━━━ Material provided

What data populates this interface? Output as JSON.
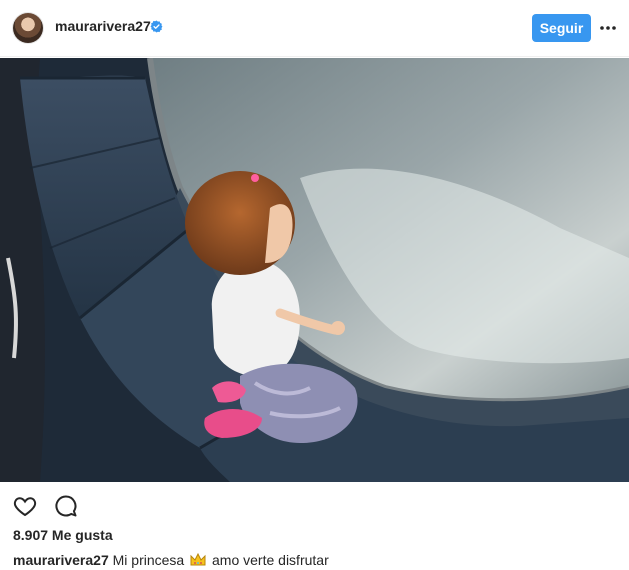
{
  "header": {
    "username": "maurarivera27",
    "verified_icon": "verified-badge-icon",
    "follow_label": "Seguir",
    "more_icon": "more-options-icon"
  },
  "post": {
    "actions": {
      "like_icon": "heart-icon",
      "comment_icon": "comment-icon"
    },
    "likes_text": "8.907 Me gusta",
    "caption": {
      "username": "maurarivera27",
      "text_before": "Mi princesa",
      "emoji_icon": "crown-emoji-icon",
      "text_after": "amo verte disfrutar"
    }
  },
  "colors": {
    "accent": "#3897f0",
    "text": "#262626"
  }
}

━━━━━━

Exercise objective: The entries above should be reproduced exactly, without their pictures.

Exercise solution:
What data populates this interface? Output as JSON.
{
  "header": {
    "username": "maurarivera27",
    "verified_icon": "verified-badge-icon",
    "follow_label": "Seguir",
    "more_icon": "more-options-icon"
  },
  "post": {
    "actions": {
      "like_icon": "heart-icon",
      "comment_icon": "comment-icon"
    },
    "likes_text": "8.907 Me gusta",
    "caption": {
      "username": "maurarivera27",
      "text_before": "Mi princesa",
      "emoji_icon": "crown-emoji-icon",
      "text_after": "amo verte disfrutar"
    }
  },
  "colors": {
    "accent": "#3897f0",
    "text": "#262626"
  }
}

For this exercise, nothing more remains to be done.